§ **EXERCISE INSTRUCTIONS**
Make an exact copy of the data below, leaving out every picture.

§ **EXERCISE INPUT**
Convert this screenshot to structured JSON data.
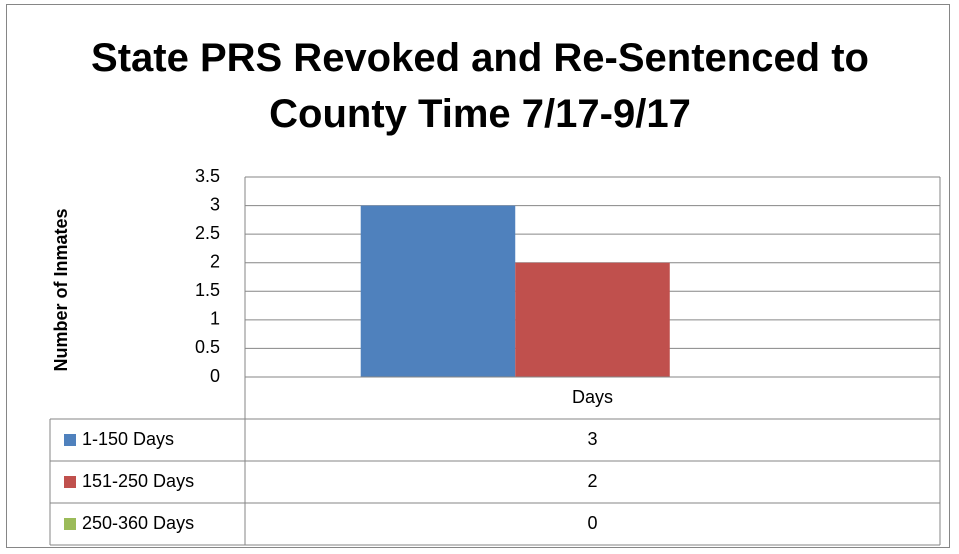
{
  "chart_data": {
    "type": "bar",
    "title": "State PRS Revoked and Re-Sentenced to County Time 7/17-9/17",
    "y_label": "Number of Inmates",
    "categories": [
      "Days"
    ],
    "series": [
      {
        "name": "1-150 Days",
        "color": "#4f81bd",
        "values": [
          3
        ]
      },
      {
        "name": "151-250 Days",
        "color": "#c0504d",
        "values": [
          2
        ]
      },
      {
        "name": "250-360 Days",
        "color": "#9bbb59",
        "values": [
          0
        ]
      }
    ],
    "ylim": [
      0,
      3.5
    ],
    "yticks": [
      0,
      0.5,
      1,
      1.5,
      2,
      2.5,
      3,
      3.5
    ],
    "grid": true,
    "legend": "data-table"
  }
}
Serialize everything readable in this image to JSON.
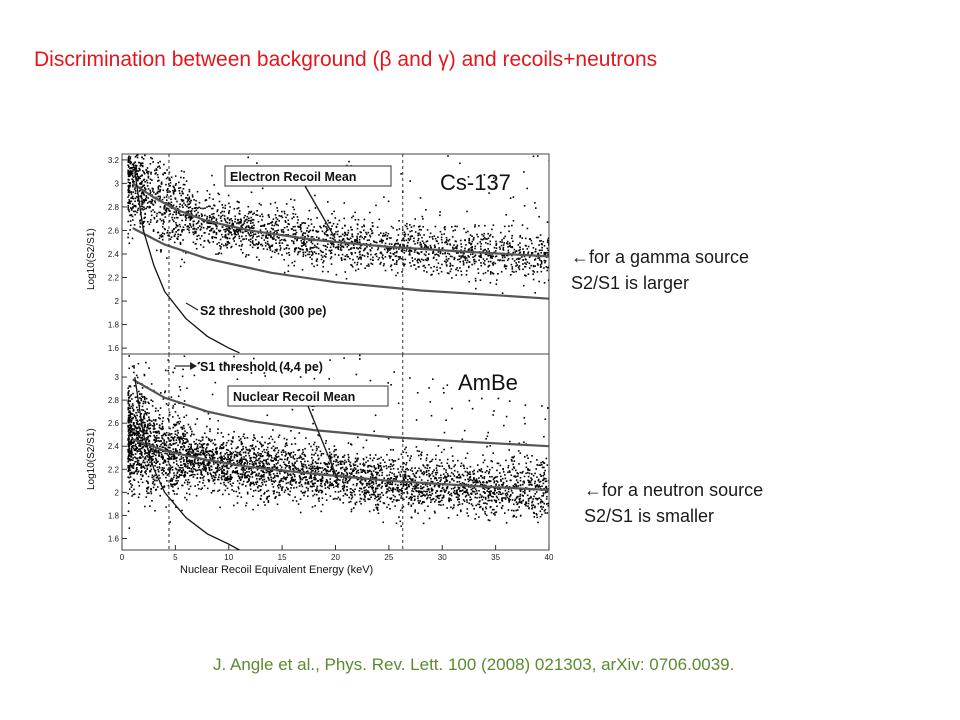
{
  "slide": {
    "title": "Discrimination between background (β and γ) and recoils+neutrons",
    "note_top": {
      "line1": "←for a gamma source",
      "line2": "S2/S1 is larger"
    },
    "note_bottom": {
      "line1": "←for a neutron source",
      "line2": "S2/S1 is smaller"
    },
    "citation": "J. Angle et al., Phys. Rev. Lett. 100 (2008) 021303, arXiv: 0706.0039."
  },
  "colors": {
    "title": "#e4161b",
    "citation": "#5c8a2e",
    "points": "#000000",
    "curves": "#555555"
  },
  "chart_data": [
    {
      "type": "scatter",
      "panel_label": "Cs-137",
      "ylabel": "Log10(S2/S1)",
      "xlabel": "",
      "xlim": [
        0,
        40
      ],
      "ylim": [
        1.55,
        3.25
      ],
      "yticks": [
        1.6,
        1.8,
        2.0,
        2.2,
        2.4,
        2.6,
        2.8,
        3.0,
        3.2
      ],
      "ytick_labels": [
        "1.6",
        "1.8",
        "2",
        "2.2",
        "2.4",
        "2.6",
        "2.8",
        "3",
        "3.2"
      ],
      "thresholds_x": [
        4.4,
        26.3
      ],
      "annotations": {
        "mean_box": "Electron Recoil Mean",
        "s2_threshold": "S2 threshold (300 pe)"
      },
      "curves": {
        "mean": [
          [
            1,
            3.0
          ],
          [
            3,
            2.88
          ],
          [
            5,
            2.78
          ],
          [
            8,
            2.68
          ],
          [
            12,
            2.6
          ],
          [
            18,
            2.52
          ],
          [
            25,
            2.46
          ],
          [
            32,
            2.42
          ],
          [
            40,
            2.38
          ]
        ],
        "lower_band": [
          [
            1,
            2.62
          ],
          [
            4,
            2.48
          ],
          [
            8,
            2.36
          ],
          [
            14,
            2.24
          ],
          [
            20,
            2.16
          ],
          [
            28,
            2.09
          ],
          [
            35,
            2.05
          ],
          [
            40,
            2.02
          ]
        ],
        "s2_threshold": [
          [
            1.2,
            3.1
          ],
          [
            2,
            2.6
          ],
          [
            3,
            2.3
          ],
          [
            4,
            2.08
          ],
          [
            6,
            1.85
          ],
          [
            8,
            1.7
          ],
          [
            10,
            1.6
          ],
          [
            11,
            1.56
          ]
        ]
      },
      "point_cloud": {
        "n": 2600,
        "center_curve": "mean",
        "spread": 0.11,
        "x_range": [
          0.5,
          40
        ]
      }
    },
    {
      "type": "scatter",
      "panel_label": "AmBe",
      "ylabel": "Log10(S2/S1)",
      "xlabel": "Nuclear Recoil Equivalent Energy (keV)",
      "xlim": [
        0,
        40
      ],
      "ylim": [
        1.5,
        3.2
      ],
      "xticks": [
        0,
        5,
        10,
        15,
        20,
        25,
        30,
        35,
        40
      ],
      "xtick_labels": [
        "0",
        "5",
        "10",
        "15",
        "20",
        "25",
        "30",
        "35",
        "40"
      ],
      "yticks": [
        1.6,
        1.8,
        2.0,
        2.2,
        2.4,
        2.6,
        2.8,
        3.0
      ],
      "ytick_labels": [
        "1.6",
        "1.8",
        "2",
        "2.2",
        "2.4",
        "2.6",
        "2.8",
        "3"
      ],
      "thresholds_x": [
        4.4,
        26.3
      ],
      "annotations": {
        "mean_box": "Nuclear Recoil Mean",
        "s1_threshold": "S1 threshold (4.4 pe)"
      },
      "curves": {
        "er_mean": [
          [
            1,
            2.98
          ],
          [
            4,
            2.82
          ],
          [
            8,
            2.7
          ],
          [
            12,
            2.62
          ],
          [
            18,
            2.54
          ],
          [
            25,
            2.48
          ],
          [
            32,
            2.44
          ],
          [
            40,
            2.4
          ]
        ],
        "nr_mean": [
          [
            1,
            2.46
          ],
          [
            4,
            2.36
          ],
          [
            8,
            2.28
          ],
          [
            12,
            2.22
          ],
          [
            18,
            2.16
          ],
          [
            25,
            2.1
          ],
          [
            32,
            2.06
          ],
          [
            40,
            2.02
          ]
        ],
        "s2_threshold": [
          [
            1.2,
            3.0
          ],
          [
            2,
            2.5
          ],
          [
            3,
            2.2
          ],
          [
            4,
            2.0
          ],
          [
            6,
            1.78
          ],
          [
            8,
            1.64
          ],
          [
            10,
            1.55
          ],
          [
            11,
            1.5
          ]
        ]
      },
      "point_cloud": {
        "n": 4200,
        "center_curve": "nr_mean",
        "spread": 0.13,
        "x_range": [
          0.5,
          40
        ]
      }
    }
  ]
}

§ **WRITTEN SOLUTION**
Convert this screenshot to structured JSON data.
{
  "chart_data": {
    "type": "bar",
    "title": "State PRS Revoked and Re-Sentenced to County Time 7/17-9/17",
    "y_label": "Number of Inmates",
    "categories": [
      "Days"
    ],
    "series": [
      {
        "name": "1-150 Days",
        "color": "#4f81bd",
        "values": [
          3
        ]
      },
      {
        "name": "151-250 Days",
        "color": "#c0504d",
        "values": [
          2
        ]
      },
      {
        "name": "250-360 Days",
        "color": "#9bbb59",
        "values": [
          0
        ]
      }
    ],
    "ylim": [
      0,
      3.5
    ],
    "yticks": [
      0,
      0.5,
      1,
      1.5,
      2,
      2.5,
      3,
      3.5
    ],
    "grid": true,
    "legend": "data-table"
  }
}
Serialize everything readable in this image to JSON.
{
  "slide": {
    "title": "Discrimination between background (β and γ) and recoils+neutrons",
    "note_top": {
      "line1": "←for a gamma source",
      "line2": "S2/S1 is larger"
    },
    "note_bottom": {
      "line1": "←for a neutron source",
      "line2": "S2/S1 is smaller"
    },
    "citation": "J. Angle et al., Phys. Rev. Lett. 100 (2008) 021303, arXiv: 0706.0039."
  },
  "colors": {
    "title": "#e4161b",
    "citation": "#5c8a2e",
    "points": "#000000",
    "curves": "#555555"
  },
  "chart_data": [
    {
      "type": "scatter",
      "panel_label": "Cs-137",
      "ylabel": "Log10(S2/S1)",
      "xlabel": "",
      "xlim": [
        0,
        40
      ],
      "ylim": [
        1.55,
        3.25
      ],
      "yticks": [
        1.6,
        1.8,
        2.0,
        2.2,
        2.4,
        2.6,
        2.8,
        3.0,
        3.2
      ],
      "ytick_labels": [
        "1.6",
        "1.8",
        "2",
        "2.2",
        "2.4",
        "2.6",
        "2.8",
        "3",
        "3.2"
      ],
      "thresholds_x": [
        4.4,
        26.3
      ],
      "annotations": {
        "mean_box": "Electron Recoil Mean",
        "s2_threshold": "S2 threshold (300 pe)"
      },
      "curves": {
        "mean": [
          [
            1,
            3.0
          ],
          [
            3,
            2.88
          ],
          [
            5,
            2.78
          ],
          [
            8,
            2.68
          ],
          [
            12,
            2.6
          ],
          [
            18,
            2.52
          ],
          [
            25,
            2.46
          ],
          [
            32,
            2.42
          ],
          [
            40,
            2.38
          ]
        ],
        "lower_band": [
          [
            1,
            2.62
          ],
          [
            4,
            2.48
          ],
          [
            8,
            2.36
          ],
          [
            14,
            2.24
          ],
          [
            20,
            2.16
          ],
          [
            28,
            2.09
          ],
          [
            35,
            2.05
          ],
          [
            40,
            2.02
          ]
        ],
        "s2_threshold": [
          [
            1.2,
            3.1
          ],
          [
            2,
            2.6
          ],
          [
            3,
            2.3
          ],
          [
            4,
            2.08
          ],
          [
            6,
            1.85
          ],
          [
            8,
            1.7
          ],
          [
            10,
            1.6
          ],
          [
            11,
            1.56
          ]
        ]
      },
      "point_cloud": {
        "n": 2600,
        "center_curve": "mean",
        "spread": 0.11,
        "x_range": [
          0.5,
          40
        ]
      }
    },
    {
      "type": "scatter",
      "panel_label": "AmBe",
      "ylabel": "Log10(S2/S1)",
      "xlabel": "Nuclear Recoil Equivalent Energy (keV)",
      "xlim": [
        0,
        40
      ],
      "ylim": [
        1.5,
        3.2
      ],
      "xticks": [
        0,
        5,
        10,
        15,
        20,
        25,
        30,
        35,
        40
      ],
      "xtick_labels": [
        "0",
        "5",
        "10",
        "15",
        "20",
        "25",
        "30",
        "35",
        "40"
      ],
      "yticks": [
        1.6,
        1.8,
        2.0,
        2.2,
        2.4,
        2.6,
        2.8,
        3.0
      ],
      "ytick_labels": [
        "1.6",
        "1.8",
        "2",
        "2.2",
        "2.4",
        "2.6",
        "2.8",
        "3"
      ],
      "thresholds_x": [
        4.4,
        26.3
      ],
      "annotations": {
        "mean_box": "Nuclear Recoil Mean",
        "s1_threshold": "S1 threshold (4.4 pe)"
      },
      "curves": {
        "er_mean": [
          [
            1,
            2.98
          ],
          [
            4,
            2.82
          ],
          [
            8,
            2.7
          ],
          [
            12,
            2.62
          ],
          [
            18,
            2.54
          ],
          [
            25,
            2.48
          ],
          [
            32,
            2.44
          ],
          [
            40,
            2.4
          ]
        ],
        "nr_mean": [
          [
            1,
            2.46
          ],
          [
            4,
            2.36
          ],
          [
            8,
            2.28
          ],
          [
            12,
            2.22
          ],
          [
            18,
            2.16
          ],
          [
            25,
            2.1
          ],
          [
            32,
            2.06
          ],
          [
            40,
            2.02
          ]
        ],
        "s2_threshold": [
          [
            1.2,
            3.0
          ],
          [
            2,
            2.5
          ],
          [
            3,
            2.2
          ],
          [
            4,
            2.0
          ],
          [
            6,
            1.78
          ],
          [
            8,
            1.64
          ],
          [
            10,
            1.55
          ],
          [
            11,
            1.5
          ]
        ]
      },
      "point_cloud": {
        "n": 4200,
        "center_curve": "nr_mean",
        "spread": 0.13,
        "x_range": [
          0.5,
          40
        ]
      }
    }
  ]
}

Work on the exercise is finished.